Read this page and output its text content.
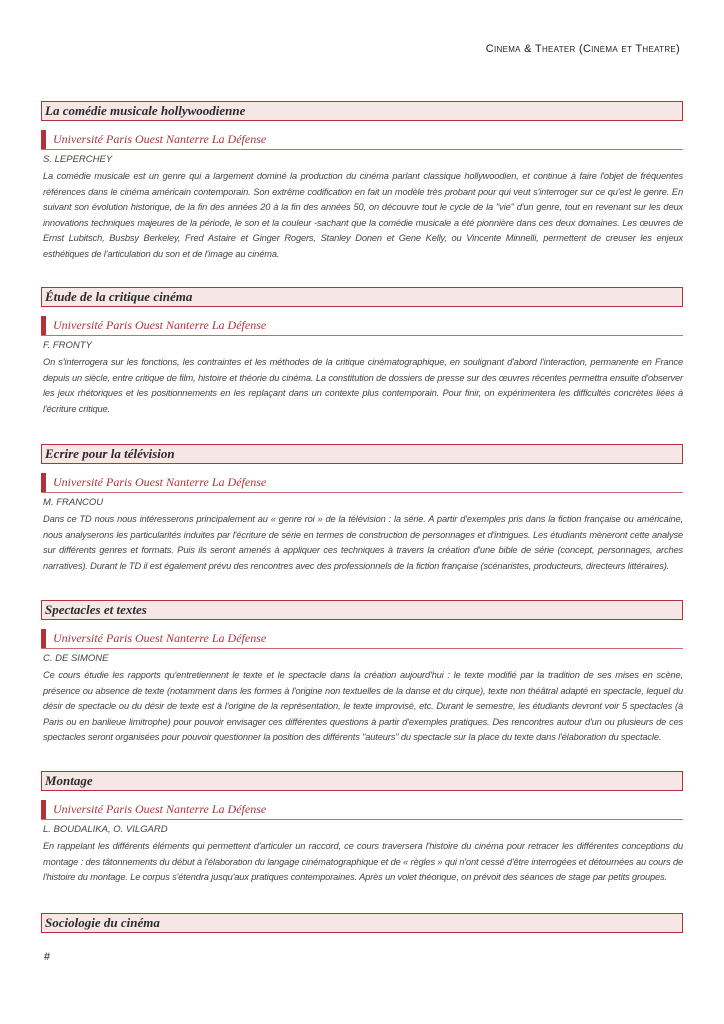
Cinema & Theater (Cinema et Theatre)
La comédie musicale hollywoodienne
Université Paris Ouest Nanterre La Défense
S. LEPERCHEY
La comédie musicale est un genre qui a largement dominé la production du cinéma parlant classique hollywoodien, et continue à faire l'objet de fréquentes références dans le cinéma américain contemporain. Son extrême codification en fait un modèle très probant pour qui veut s'interroger sur ce qu'est le genre. En suivant son évolution historique, de la fin des années 20 à la fin des années 50, on découvre tout le cycle de la "vie" d'un genre, tout en revenant sur les deux innovations techniques majeures de la période, le son et la couleur -sachant que la comédie musicale a été pionnière dans ces deux domaines. Les œuvres de Ernst Lubitsch, Busbsy Berkeley, Fred Astaire et Ginger Rogers, Stanley Donen et Gene Kelly, ou Vincente Minnelli, permettent de creuser les enjeux esthétiques de l'articulation du son et de l'image au cinéma.
Étude de la critique cinéma
Université Paris Ouest Nanterre La Défense
F. FRONTY
On s'interrogera sur les fonctions, les contraintes et les méthodes de la critique cinématographique, en soulignant d'abord l'interaction, permanente en France depuis un siècle, entre critique de film, histoire et théorie du cinéma. La constitution de dossiers de presse sur des œuvres récentes permettra ensuite d'observer les jeux rhétoriques et les positionnements en les replaçant dans un contexte plus contemporain. Pour finir, on expérimentera les difficultés concrètes liées à l'écriture critique.
Ecrire pour la télévision
Université Paris Ouest Nanterre La Défense
M. FRANCOU
Dans ce TD nous nous intéresserons principalement au « genre roi » de la télévision : la série. A partir d'exemples pris dans la fiction française ou américaine, nous analyserons les particularités induites par l'écriture de série en termes de construction de personnages et d'intrigues. Les étudiants mèneront cette analyse sur différents genres et formats. Puis ils seront amenés à appliquer ces techniques à travers la création d'une bible de série (concept, personnages, arches narratives). Durant le TD il est également prévu des rencontres avec des professionnels de la fiction française (scénaristes, producteurs, directeurs littéraires).
Spectacles et textes
Université Paris Ouest Nanterre La Défense
C. DE SIMONE
Ce cours étudie les rapports qu'entretiennent le texte et le spectacle dans la création aujourd'hui : le texte modifié par la tradition de ses mises en scène, présence ou absence de texte (notamment dans les formes à l'origine non textuelles de la danse et du cirque), texte non théâtral adapté en spectacle, lequel du désir de spectacle ou du désir de texte est à l'origine de la représentation, le texte improvisé, etc. Durant le semestre, les étudiants devront voir 5 spectacles (à Paris ou en banlieue limitrophe) pour pouvoir envisager ces différentes questions à partir d'exemples pratiques. Des rencontres autour d'un ou plusieurs de ces spectacles seront organisées pour pouvoir questionner la position des différents "auteurs" du spectacle sur la place du texte dans l'élaboration du spectacle.
Montage
Université Paris Ouest Nanterre La Défense
L. BOUDALIKA, O. VILGARD
En rappelant les différents éléments qui permettent d'articuler un raccord, ce cours traversera l'histoire du cinéma pour retracer les différentes conceptions du montage : des tâtonnements du début à l'élaboration du langage cinématographique et de « règles » qui n'ont cessé d'être interrogées et détournées au cours de l'histoire du montage. Le corpus s'étendra jusqu'aux pratiques contemporaines. Après un volet théorique, on prévoit des séances de stage par petits groupes.
Sociologie du cinéma
#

▬▬▬▬▬▬▬▬▬▬

**PROBLEM STATEMENT**
Gather, from the listing above, every line carrying the word "critique".

**ANSWER AREA**
Étude de la critique cinéma
On s'interrogera sur les fonctions, les contraintes et les méthodes de la critique cinématographique, en soulignant d'abord l'interaction, permanente en France depuis un siècle, entre critique de film, histoire et théorie du cinéma. La constitution de dossiers de presse sur des œuvres récentes permettra ensuite d'observer les jeux rhétoriques et les positionnements en les replaçant dans un contexte plus contemporain. Pour finir, on expérimentera les difficultés concrètes liées à l'écriture critique.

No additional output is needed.